**PAGE**
=-=-=-=-=

Latvia v Finland - 2018 IIHF Ice Hockey World Championship Photo by Martin Rose/Getty Images

After a whirlwind four games in five days, the 2018 NHL Prospect Tournament in Traverse City, MI, has now come to an end.

The annual tournament (and other special prospect events, such as the Young Stars Classic) has grown a lot over the years in terms of popularity and importance, and for good reason. Drafting prospects is one thing; actually developing them into NHL talent is another. While it is but a single stepping stone on an otherwise long and winding path, the NHL Prospect Tournament provides an effective benchmark for many of hockey’s top young talents.

The Dallas Stars are a consistent participant in the Traverse City tourney, and this year the franchise brought one of their most intriguing and impressive rosters. While the team only finished in 5th place out of eight teams, they played a lot better than their final placement would suggest, running up the scoreboard in their two wins and losing by narrow margins (including a few unlucky posts at key times) in their two losses.

=-=-=-=-=

**LIST OF TASKS**
A. In the prospect tournament article, can you copy the passage between "The Dallas Stars" and "their two losses.", inclusive?
B. According to the prospect tournament article, why did the Dallas Stars play better than their 5th-place finish would suggest?

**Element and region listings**
=-=-=-=-=

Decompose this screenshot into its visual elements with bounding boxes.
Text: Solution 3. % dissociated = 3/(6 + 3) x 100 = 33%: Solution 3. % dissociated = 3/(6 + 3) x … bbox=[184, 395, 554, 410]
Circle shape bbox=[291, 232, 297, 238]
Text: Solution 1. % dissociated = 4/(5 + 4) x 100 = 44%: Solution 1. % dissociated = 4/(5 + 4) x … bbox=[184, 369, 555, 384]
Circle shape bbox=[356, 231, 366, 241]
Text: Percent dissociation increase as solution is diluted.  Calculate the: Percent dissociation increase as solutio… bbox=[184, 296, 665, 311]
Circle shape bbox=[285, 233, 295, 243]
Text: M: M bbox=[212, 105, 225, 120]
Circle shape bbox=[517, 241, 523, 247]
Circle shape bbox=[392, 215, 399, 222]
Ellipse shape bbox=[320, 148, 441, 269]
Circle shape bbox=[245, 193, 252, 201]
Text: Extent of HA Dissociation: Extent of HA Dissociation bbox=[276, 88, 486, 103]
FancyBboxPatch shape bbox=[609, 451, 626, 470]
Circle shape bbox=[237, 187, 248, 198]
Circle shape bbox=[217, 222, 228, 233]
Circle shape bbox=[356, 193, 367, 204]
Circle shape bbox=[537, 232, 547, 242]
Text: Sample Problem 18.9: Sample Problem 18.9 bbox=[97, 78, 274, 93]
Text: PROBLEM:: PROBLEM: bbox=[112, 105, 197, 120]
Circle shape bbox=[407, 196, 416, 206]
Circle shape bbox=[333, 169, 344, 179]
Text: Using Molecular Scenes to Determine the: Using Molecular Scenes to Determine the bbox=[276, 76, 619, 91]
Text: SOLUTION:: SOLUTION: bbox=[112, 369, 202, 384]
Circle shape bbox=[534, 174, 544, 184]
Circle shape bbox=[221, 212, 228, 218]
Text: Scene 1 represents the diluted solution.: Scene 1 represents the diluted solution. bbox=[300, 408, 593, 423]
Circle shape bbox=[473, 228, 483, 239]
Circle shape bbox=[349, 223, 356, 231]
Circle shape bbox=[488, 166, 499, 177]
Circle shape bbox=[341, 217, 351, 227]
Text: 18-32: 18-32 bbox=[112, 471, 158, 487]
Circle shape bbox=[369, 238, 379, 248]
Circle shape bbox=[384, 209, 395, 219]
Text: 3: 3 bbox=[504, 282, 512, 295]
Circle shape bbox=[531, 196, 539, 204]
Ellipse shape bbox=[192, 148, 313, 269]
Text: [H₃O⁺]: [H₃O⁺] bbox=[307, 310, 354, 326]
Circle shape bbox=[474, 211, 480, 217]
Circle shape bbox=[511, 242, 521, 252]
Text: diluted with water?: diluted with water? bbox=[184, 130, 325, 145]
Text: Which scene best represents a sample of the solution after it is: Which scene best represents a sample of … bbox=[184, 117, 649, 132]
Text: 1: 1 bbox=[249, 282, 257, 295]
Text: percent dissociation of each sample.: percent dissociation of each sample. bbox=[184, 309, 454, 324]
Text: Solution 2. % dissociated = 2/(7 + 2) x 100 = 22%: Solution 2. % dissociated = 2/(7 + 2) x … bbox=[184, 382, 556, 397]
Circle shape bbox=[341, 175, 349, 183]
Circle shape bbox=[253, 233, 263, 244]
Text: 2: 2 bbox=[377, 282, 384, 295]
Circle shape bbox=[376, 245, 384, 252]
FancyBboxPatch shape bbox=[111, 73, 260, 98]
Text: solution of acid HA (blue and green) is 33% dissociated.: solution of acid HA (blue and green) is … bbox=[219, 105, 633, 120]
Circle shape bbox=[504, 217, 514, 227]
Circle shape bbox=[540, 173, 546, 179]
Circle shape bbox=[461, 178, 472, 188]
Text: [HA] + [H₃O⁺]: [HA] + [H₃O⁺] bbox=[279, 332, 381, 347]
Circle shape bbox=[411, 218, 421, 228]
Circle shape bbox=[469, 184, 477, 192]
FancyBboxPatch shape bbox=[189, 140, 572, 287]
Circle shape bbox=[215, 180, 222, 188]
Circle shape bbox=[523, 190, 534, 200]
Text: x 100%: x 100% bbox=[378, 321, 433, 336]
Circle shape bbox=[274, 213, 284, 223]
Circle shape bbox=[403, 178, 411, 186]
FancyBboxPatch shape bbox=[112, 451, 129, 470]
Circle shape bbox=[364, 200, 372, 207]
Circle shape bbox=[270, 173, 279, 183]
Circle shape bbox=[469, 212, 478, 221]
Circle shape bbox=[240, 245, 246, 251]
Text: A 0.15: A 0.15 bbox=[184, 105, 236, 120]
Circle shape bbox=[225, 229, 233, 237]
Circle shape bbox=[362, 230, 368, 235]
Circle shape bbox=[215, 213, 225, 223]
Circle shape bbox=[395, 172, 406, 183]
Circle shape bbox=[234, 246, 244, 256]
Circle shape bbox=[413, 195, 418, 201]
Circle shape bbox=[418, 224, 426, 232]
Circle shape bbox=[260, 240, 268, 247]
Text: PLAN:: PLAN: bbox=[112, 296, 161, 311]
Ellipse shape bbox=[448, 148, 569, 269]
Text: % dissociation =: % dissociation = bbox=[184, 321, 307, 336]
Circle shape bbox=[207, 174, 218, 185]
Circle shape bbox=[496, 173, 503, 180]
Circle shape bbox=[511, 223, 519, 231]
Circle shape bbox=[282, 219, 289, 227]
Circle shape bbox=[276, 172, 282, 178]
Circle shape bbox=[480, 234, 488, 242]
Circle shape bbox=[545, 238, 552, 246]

=-=-=-=-=

**FULL ANSWERS**
A.
The Dallas Stars are a consistent participant in the Traverse City tourney, and this year the franchise brought one of their most intriguing and impressive rosters. While the team only finished in 5th place out of eight teams, they played a lot better than their final placement would suggest, running up the scoreboard in their two wins and losing by narrow margins (including a few unlucky posts at key times) in their two losses.

B. The Stars ran up the scoreboard in their two wins. Their two losses came by narrow margins, including a few unlucky posts at key times.